(Collected data)
▬▬▬▬▬▬▬▬▬▬

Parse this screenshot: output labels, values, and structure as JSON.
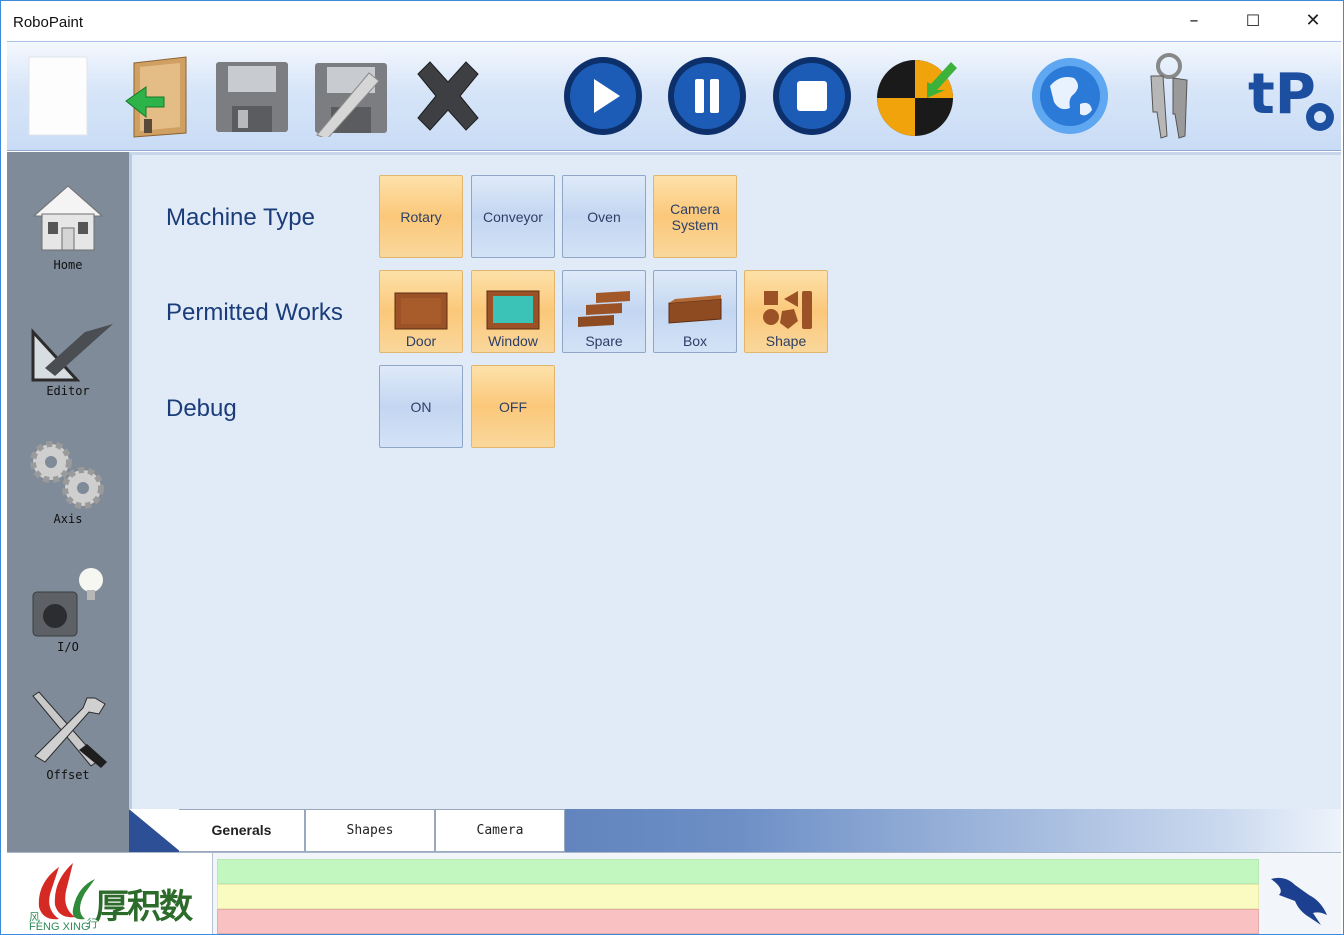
{
  "window": {
    "title": "RoboPaint",
    "minimize_glyph": "–",
    "maximize_glyph": "☐",
    "close_glyph": "✕"
  },
  "toolbar": {
    "buttons": [
      {
        "name": "new",
        "icon": "blank-page-icon"
      },
      {
        "name": "open",
        "icon": "open-folder-icon"
      },
      {
        "name": "save",
        "icon": "floppy-disk-icon"
      },
      {
        "name": "save-as",
        "icon": "floppy-pen-icon"
      },
      {
        "name": "close",
        "icon": "x-icon"
      },
      {
        "name": "play",
        "icon": "play-icon"
      },
      {
        "name": "pause",
        "icon": "pause-icon"
      },
      {
        "name": "stop",
        "icon": "stop-icon"
      },
      {
        "name": "home-origin",
        "icon": "origin-target-icon"
      },
      {
        "name": "language",
        "icon": "globe-icon"
      },
      {
        "name": "login",
        "icon": "keys-icon"
      }
    ],
    "brand_text": "tPa"
  },
  "sidebar": {
    "items": [
      {
        "label": "Home",
        "icon": "house-icon"
      },
      {
        "label": "Editor",
        "icon": "set-square-icon"
      },
      {
        "label": "Axis",
        "icon": "gears-icon"
      },
      {
        "label": "I/O",
        "icon": "lightbulb-io-icon"
      },
      {
        "label": "Offset",
        "icon": "tools-icon"
      }
    ]
  },
  "settings": {
    "machine_type": {
      "label": "Machine Type",
      "options": [
        {
          "label": "Rotary",
          "selected": true
        },
        {
          "label": "Conveyor",
          "selected": false
        },
        {
          "label": "Oven",
          "selected": false
        },
        {
          "label": "Camera System",
          "selected": true
        }
      ]
    },
    "permitted_works": {
      "label": "Permitted Works",
      "options": [
        {
          "label": "Door",
          "selected": true,
          "icon": "door-icon"
        },
        {
          "label": "Window",
          "selected": true,
          "icon": "window-icon"
        },
        {
          "label": "Spare",
          "selected": false,
          "icon": "spare-icon"
        },
        {
          "label": "Box",
          "selected": false,
          "icon": "box-icon"
        },
        {
          "label": "Shape",
          "selected": true,
          "icon": "shapes-icon"
        }
      ]
    },
    "debug": {
      "label": "Debug",
      "options": [
        {
          "label": "ON",
          "selected": false
        },
        {
          "label": "OFF",
          "selected": true
        }
      ]
    }
  },
  "tabs": [
    {
      "label": "Generals",
      "active": true
    },
    {
      "label": "Shapes",
      "active": false
    },
    {
      "label": "Camera",
      "active": false
    }
  ],
  "status": {
    "logo_text": "厚积数控",
    "logo_subtext_left": "风",
    "logo_subtext_right": "行",
    "logo_subtext": "FENG XING",
    "lines": [
      {
        "color": "#c3f7c0",
        "text": ""
      },
      {
        "color": "#fafbc0",
        "text": ""
      },
      {
        "color": "#f9c1c1",
        "text": ""
      }
    ]
  },
  "colors": {
    "accent": "#1a3d7a",
    "selected": "#fbc87a",
    "unselected": "#c3d6f1",
    "sidebar": "#7f8b98"
  }
}
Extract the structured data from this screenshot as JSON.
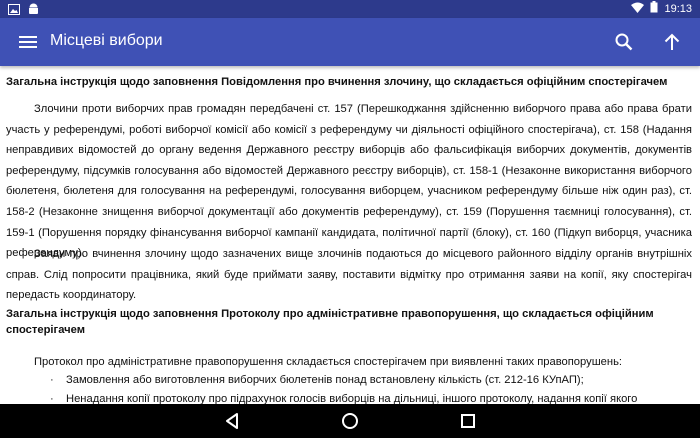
{
  "status_bar": {
    "time": "19:13",
    "left_icons": [
      "image-icon",
      "android-icon"
    ],
    "right_icons": [
      "wifi-icon",
      "battery-icon"
    ]
  },
  "app_bar": {
    "title": "Місцеві вибори",
    "icons": [
      "menu-icon",
      "search-icon",
      "arrow-up-icon"
    ],
    "color": "#3f51b5"
  },
  "content": {
    "heading1": "Загальна інструкція щодо заповнення Повідомлення про вчинення злочину, що складається офіційним спостерігачем",
    "paragraph1": "Злочини проти виборчих прав громадян передбачені ст. 157 (Перешкоджання здійсненню виборчого права або права брати участь у референдумі, роботі виборчої комісії або комісії з референдуму чи діяльності офіційного спостерігача), ст. 158 (Надання неправдивих відомостей до органу ведення Державного реєстру виборців або фальсифікація виборчих документів, документів референдуму, підсумків голосування або відомостей Державного реєстру виборців), ст. 158-1 (Незаконне використання виборчого бюлетеня, бюлетеня для голосування на референдумі, голосування виборцем, учасником референдуму більше ніж один раз), ст. 158-2 (Незаконне знищення виборчої документації або документів референдуму), ст. 159 (Порушення таємниці голосування), ст. 159-1 (Порушення порядку фінансування виборчої кампанії кандидата, політичної партії (блоку), ст. 160 (Підкуп виборця, учасника референдуму).",
    "paragraph2": "Заяви про вчинення злочину щодо зазначених вище злочинів подаються до місцевого районного відділу органів внутрішніх справ. Слід попросити працівника, який буде приймати заяву, поставити відмітку про отримання заяви на копії, яку спостерігач передасть координатору.",
    "heading2": "Загальна інструкція щодо заповнення Протоколу про адміністративне правопорушення, що складається офіційним спостерігачем",
    "paragraph3": "Протокол про адміністративне правопорушення складається спостерігачем при виявленні таких правопорушень:",
    "bullets": [
      "Замовлення або виготовлення виборчих бюлетенів понад встановлену кількість (ст. 212-16 КУпАП);",
      "Ненадання копії протоколу про підрахунок голосів виборців на дільниці, іншого протоколу, надання копії якого"
    ]
  },
  "nav_bar": {
    "icons": [
      "back-icon",
      "home-icon",
      "recents-icon"
    ]
  }
}
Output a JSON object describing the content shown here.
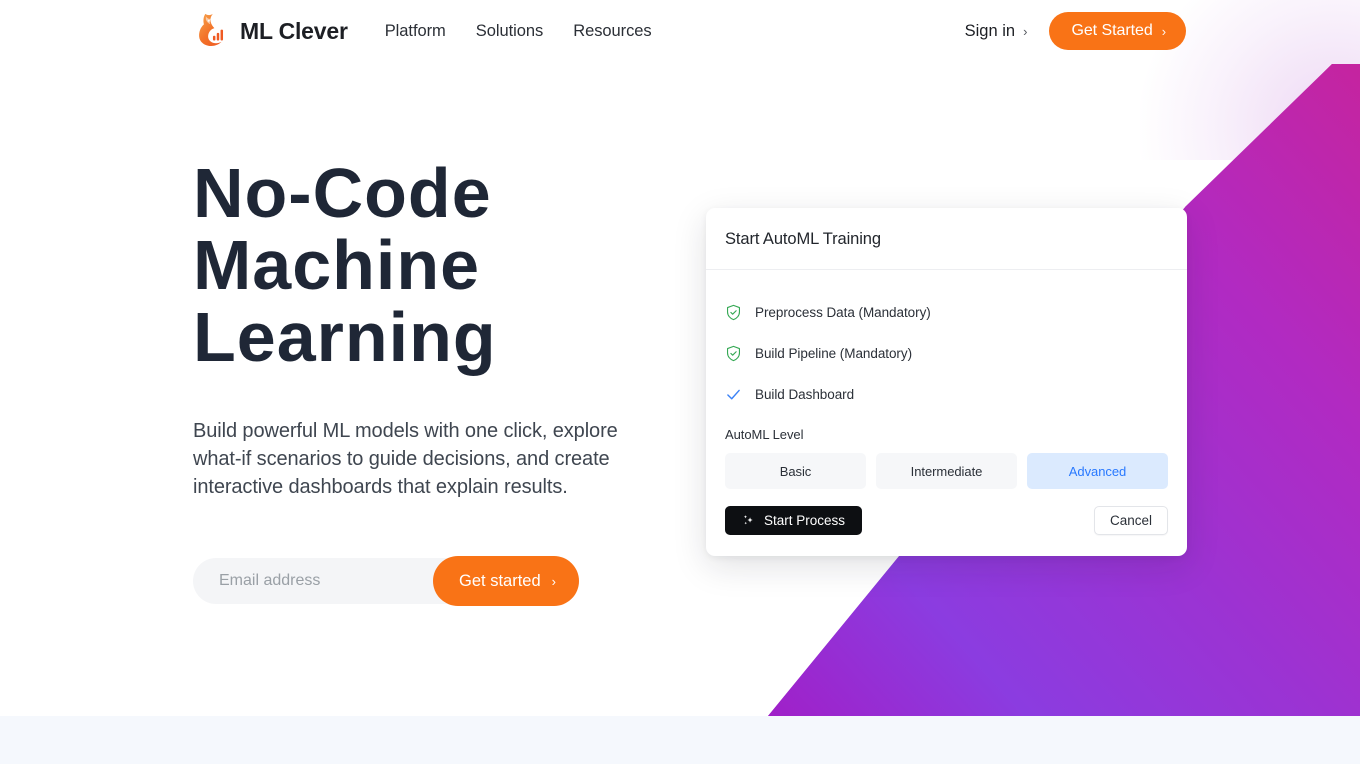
{
  "brand": {
    "name": "ML Clever",
    "logo_icon": "fox-bar-chart-logo-icon"
  },
  "header": {
    "nav": [
      {
        "label": "Platform"
      },
      {
        "label": "Solutions"
      },
      {
        "label": "Resources"
      }
    ],
    "sign_in_label": "Sign in",
    "sign_in_chevron": "›",
    "cta_label": "Get Started",
    "cta_chevron": "›"
  },
  "hero": {
    "title": "No-Code Machine Learning",
    "subtitle": "Build powerful ML models with one click, explore what-if scenarios to guide decisions, and create interactive dashboards that explain results.",
    "email_placeholder": "Email address",
    "email_value": "",
    "submit_label": "Get started",
    "submit_chevron": "›"
  },
  "automl_card": {
    "title": "Start AutoML Training",
    "tasks": [
      {
        "label": "Preprocess Data (Mandatory)",
        "icon": "shield-check-icon",
        "state": "green"
      },
      {
        "label": "Build Pipeline (Mandatory)",
        "icon": "shield-check-icon",
        "state": "green"
      },
      {
        "label": "Build Dashboard",
        "icon": "check-icon",
        "state": "blue"
      }
    ],
    "level_label": "AutoML Level",
    "levels": [
      {
        "label": "Basic",
        "selected": false
      },
      {
        "label": "Intermediate",
        "selected": false
      },
      {
        "label": "Advanced",
        "selected": true
      }
    ],
    "start_label": "Start Process",
    "start_icon": "sparkles-icon",
    "cancel_label": "Cancel"
  },
  "colors": {
    "accent_orange": "#f97316",
    "heading_navy": "#1f2736",
    "selected_blue_text": "#2979ff",
    "selected_blue_bg": "#dbeafe",
    "shield_green": "#34a853",
    "check_blue": "#3b82f6",
    "gradient_start": "#7c3aed",
    "gradient_end": "#c026a9",
    "bottom_band": "#f5f8fd"
  }
}
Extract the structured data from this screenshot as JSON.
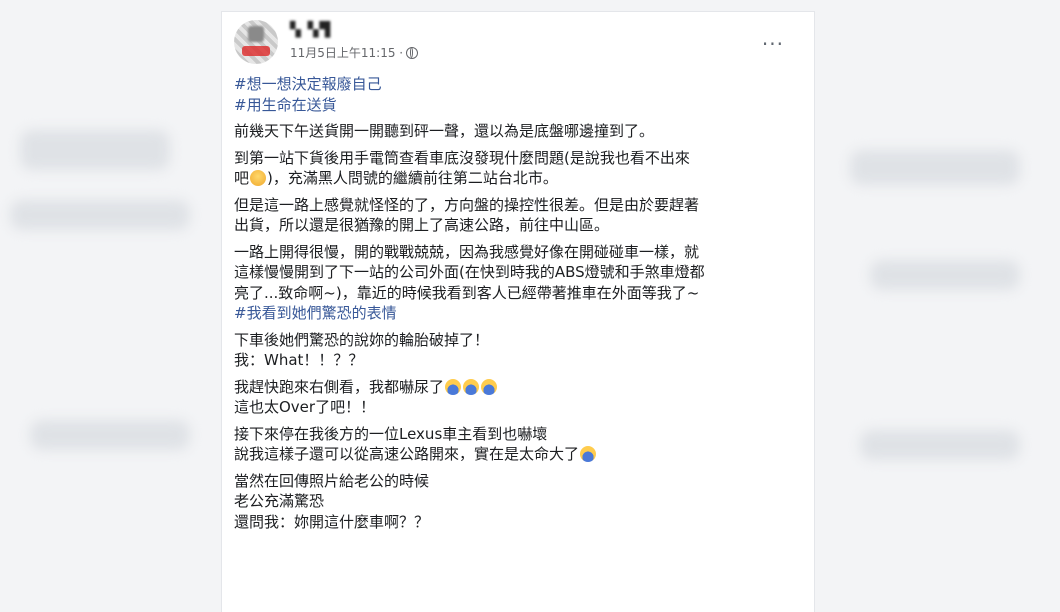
{
  "post": {
    "author": "▚ ▚▜",
    "timestamp": "11月5日上午11:15 ·",
    "more_label": "···",
    "hashtags_top": [
      "#想一想決定報廢自己",
      "#用生命在送貨"
    ],
    "paragraphs": [
      [
        "前幾天下午送貨開一開聽到砰一聲，還以為是底盤哪邊撞到了。"
      ],
      [
        "到第一站下貨後用手電筒查看車底沒發現什麼問題(是說我也看不出來",
        "吧",
        "emoji:yellow",
        ")，充滿黑人問號的繼續前往第二站台北市。"
      ],
      [
        "但是這一路上感覺就怪怪的了，方向盤的操控性很差。但是由於要趕著",
        "出貨，所以還是很猶豫的開上了高速公路，前往中山區。"
      ],
      [
        "一路上開得很慢，開的戰戰兢兢，因為我感覺好像在開碰碰車一樣，就",
        "這樣慢慢開到了下一站的公司外面(在快到時我的ABS燈號和手煞車燈都",
        "亮了...致命啊~)，靠近的時候我看到客人已經帶著推車在外面等我了~"
      ]
    ],
    "hashtag_mid": "#我看到她們驚恐的表情",
    "paragraphs2": [
      [
        "下車後她們驚恐的說妳的輪胎破掉了！",
        "我：What！！？？"
      ],
      [
        "我趕快跑來右側看，我都嚇尿了",
        "這也太Over了吧！！"
      ],
      [
        "接下來停在我後方的一位Lexus車主看到也嚇壞",
        "說我這樣子還可以從高速公路開來，實在是太命大了"
      ],
      [
        "當然在回傳照片給老公的時候",
        "老公充滿驚恐",
        "還問我：妳開這什麼車啊？？"
      ]
    ]
  }
}
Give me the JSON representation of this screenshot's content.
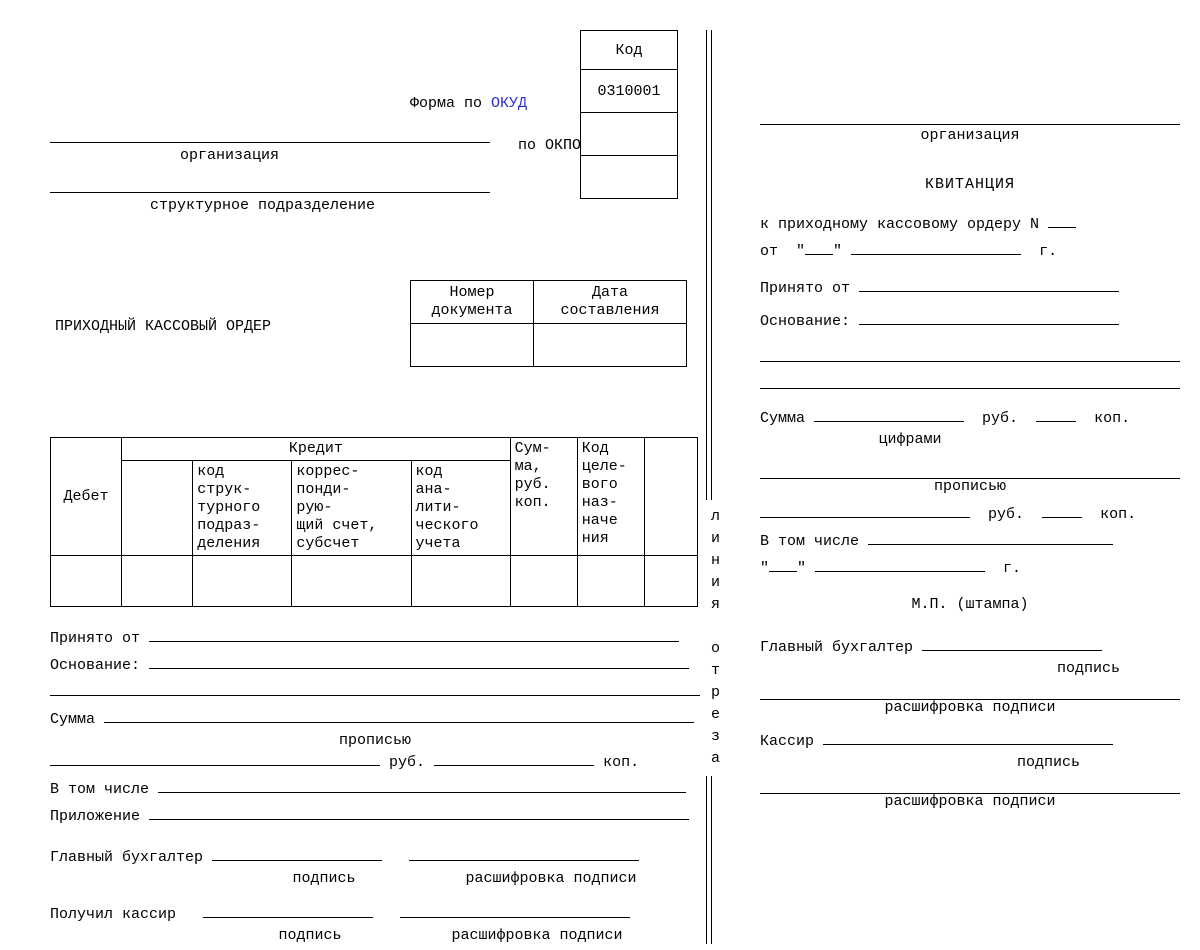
{
  "left": {
    "code_header": "Код",
    "form_by": "Форма по",
    "okud_link": "ОКУД",
    "okud_code": "0310001",
    "by_okpo": "по ОКПО",
    "org_caption": "организация",
    "subdiv_caption": "структурное подразделение",
    "numdate": {
      "num_h1": "Номер",
      "num_h2": "документа",
      "date_h1": "Дата",
      "date_h2": "составления"
    },
    "title": "ПРИХОДНЫЙ КАССОВЫЙ ОРДЕР",
    "tbl": {
      "debit": "Дебет",
      "credit": "Кредит",
      "sum": "Сум-\nма,\nруб.\nкоп.",
      "code_purpose": "Код\nцеле-\nвого\nназ-\nначе\nния",
      "c1": "код\nструк-\nтурного\nподраз-\nделения",
      "c2": "коррес-\nпонди-\nрую-\nщий счет,\nсубсчет",
      "c3": "код\nана-\nлити-\nческого\nучета"
    },
    "free": {
      "received_from": "Принято от",
      "basis": "Основание:",
      "sum": "Сумма",
      "in_words": "прописью",
      "rub": "руб.",
      "kop": "коп.",
      "including": "В том числе",
      "attachment": "Приложение",
      "chief_acc": "Главный бухгалтер",
      "signature": "подпись",
      "sig_decode": "расшифровка подписи",
      "cashier_got": "Получил кассир"
    }
  },
  "cut": {
    "label": "линия отреза"
  },
  "right": {
    "org_caption": "организация",
    "receipt": "КВИТАНЦИЯ",
    "to_order": "к приходному кассовому ордеру N",
    "from": "от",
    "year_g": "г.",
    "received_from": "Принято от",
    "basis": "Основание:",
    "sum": "Сумма",
    "digits": "цифрами",
    "rub": "руб.",
    "kop": "коп.",
    "in_words": "прописью",
    "including": "В том числе",
    "mp": "М.П. (штампа)",
    "chief_acc": "Главный бухгалтер",
    "signature": "подпись",
    "sig_decode": "расшифровка подписи",
    "cashier": "Кассир"
  }
}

▬▬▬▬▬▬▬▬▬▬

* Short problem:
In the entries above, find every line holding the word "подписи" and copy it out.

* The completed task:
      "sig_decode": "расшифровка подписи",
    "sig_decode": "расшифровка подписи",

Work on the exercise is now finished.